* WHAT YOU HAVE TO DO *
Filter the records for lines holding the string "JSON".

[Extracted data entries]

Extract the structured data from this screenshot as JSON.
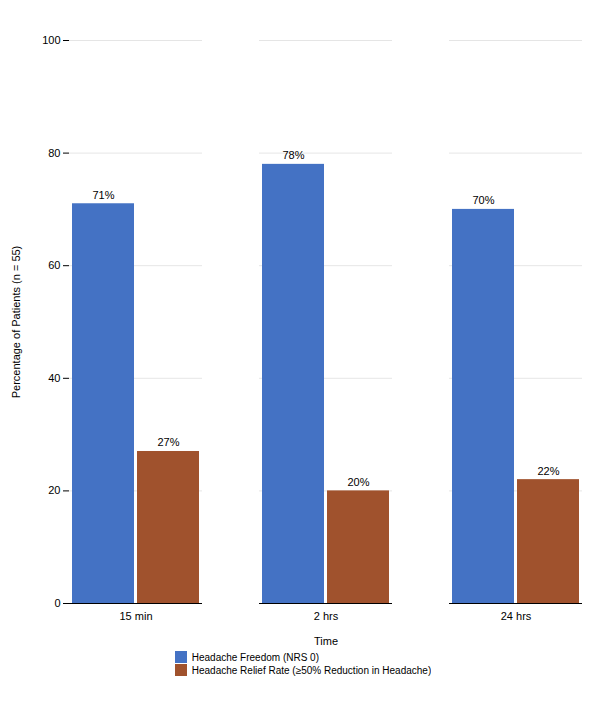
{
  "chart_data": {
    "type": "bar",
    "categories": [
      "15 min",
      "2 hrs",
      "24 hrs"
    ],
    "series": [
      {
        "name": "Headache Freedom (NRS 0)",
        "color": "#4472C4",
        "values": [
          71,
          78,
          70
        ],
        "value_labels": [
          "71%",
          "78%",
          "70%"
        ]
      },
      {
        "name": "Headache Relief Rate (≥50% Reduction in Headache)",
        "color": "#A0522D",
        "values": [
          27,
          20,
          22
        ],
        "value_labels": [
          "27%",
          "20%",
          "22%"
        ]
      }
    ],
    "xlabel": "Time",
    "ylabel": "Percentage of Patients (n = 55)",
    "ylim": [
      0,
      100
    ],
    "yticks": [
      0,
      20,
      40,
      60,
      80,
      100
    ],
    "grid": true,
    "data_labels": true,
    "legend": "bottom"
  }
}
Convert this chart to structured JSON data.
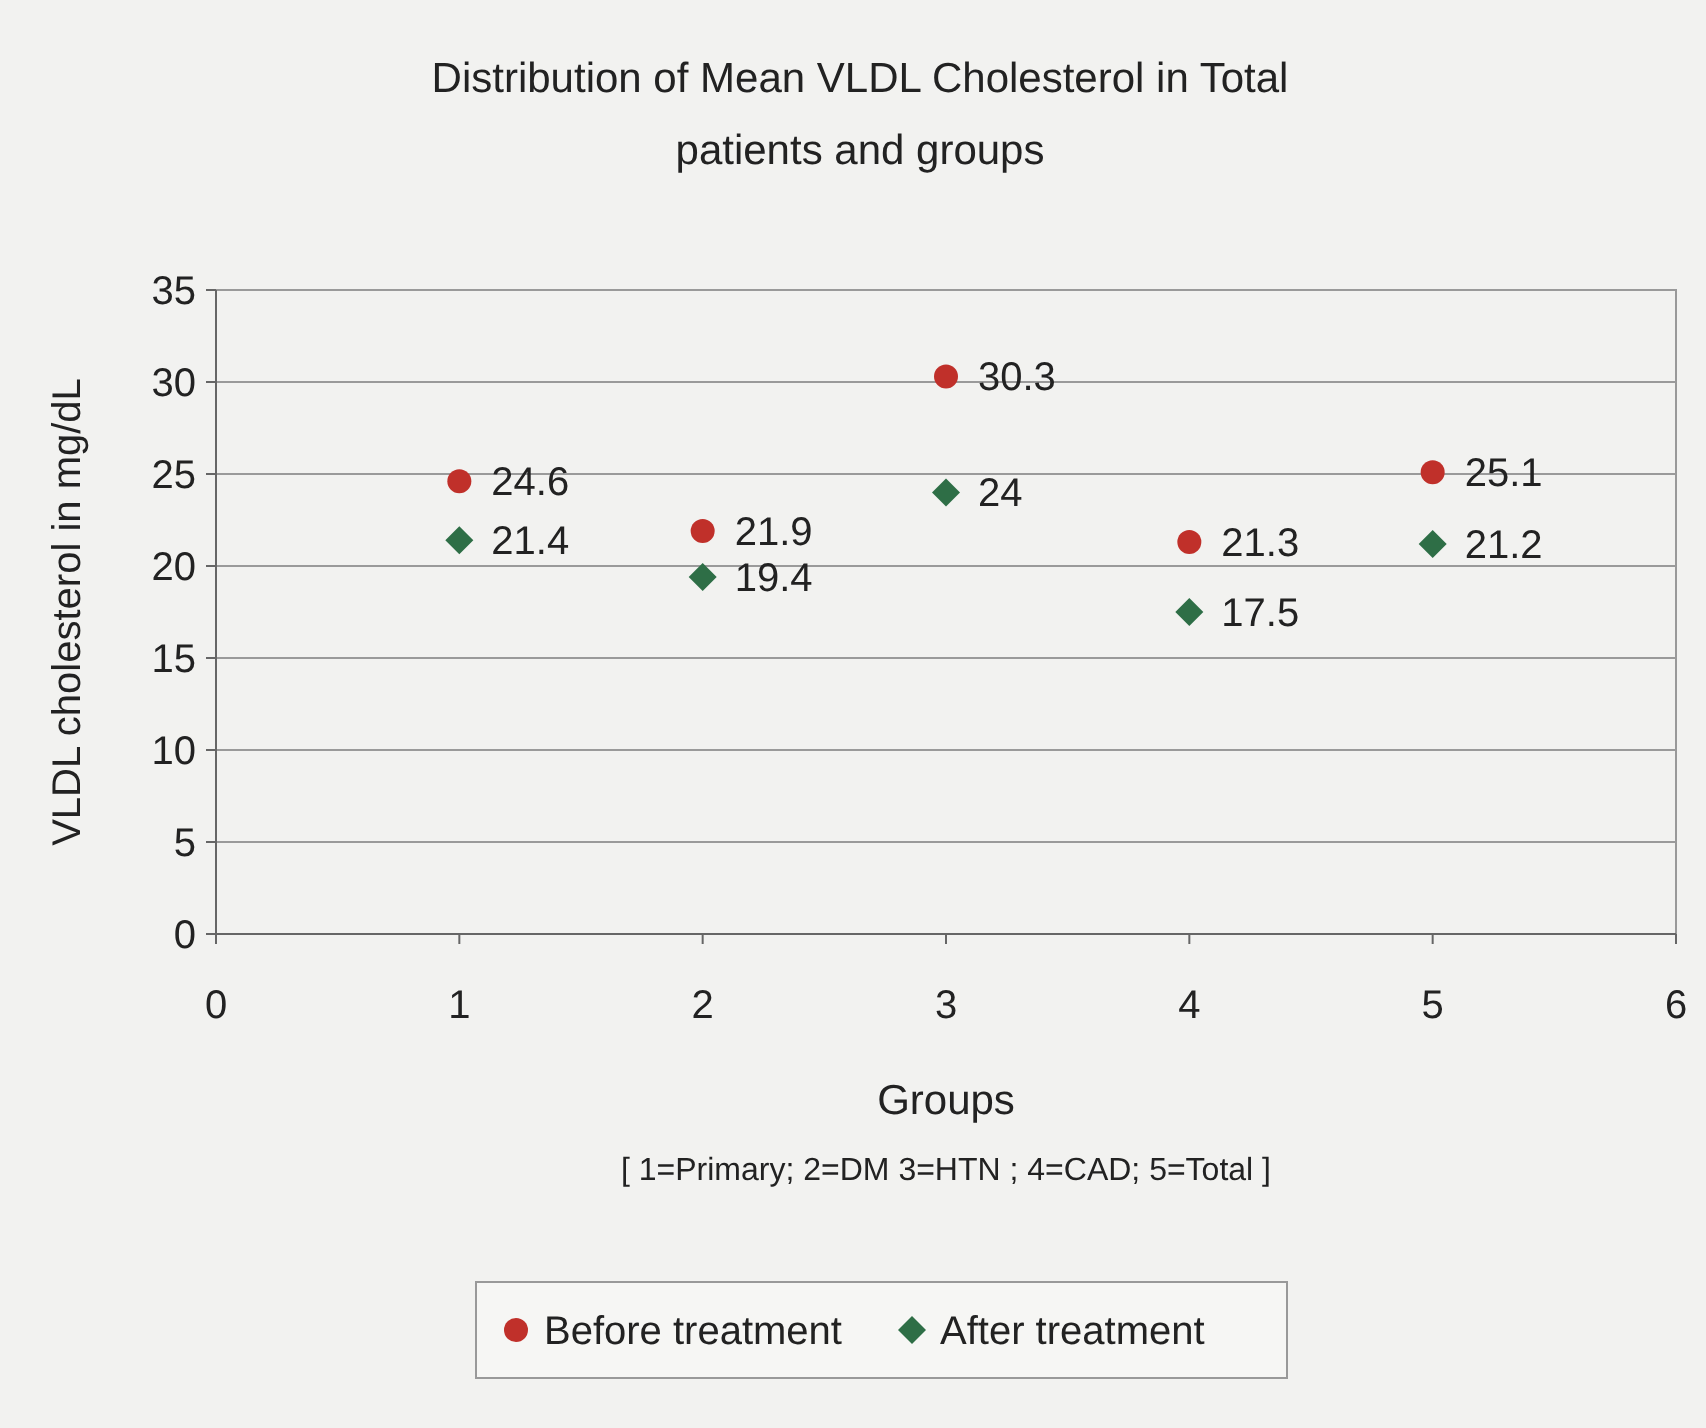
{
  "chart_data": {
    "type": "scatter",
    "title": "Distribution of Mean  VLDL Cholesterol in Total patients and groups",
    "xlabel": "Groups",
    "ylabel": "VLDL cholesterol in  mg/dL",
    "annotations": [
      "[ 1=Primary; 2=DM 3=HTN ; 4=CAD; 5=Total ]"
    ],
    "x": [
      1,
      2,
      3,
      4,
      5
    ],
    "xlim": [
      0,
      6
    ],
    "xticks": [
      0,
      1,
      2,
      3,
      4,
      5,
      6
    ],
    "ylim": [
      0,
      35
    ],
    "yticks": [
      0,
      5,
      10,
      15,
      20,
      25,
      30,
      35
    ],
    "grid": "y",
    "legend": "bottom",
    "data_labels": true,
    "series": [
      {
        "name": "Before treatment",
        "color": "#c0302a",
        "marker": "circle",
        "values": [
          24.6,
          21.9,
          30.3,
          21.3,
          25.1
        ]
      },
      {
        "name": "After treatment",
        "color": "#2e6e46",
        "marker": "diamond",
        "values": [
          21.4,
          19.4,
          24,
          17.5,
          21.2
        ]
      }
    ]
  }
}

* SOLUTION TO THIS TASK *
Extract the structured data from this screenshot as JSON.
Convert this chart to structured JSON data.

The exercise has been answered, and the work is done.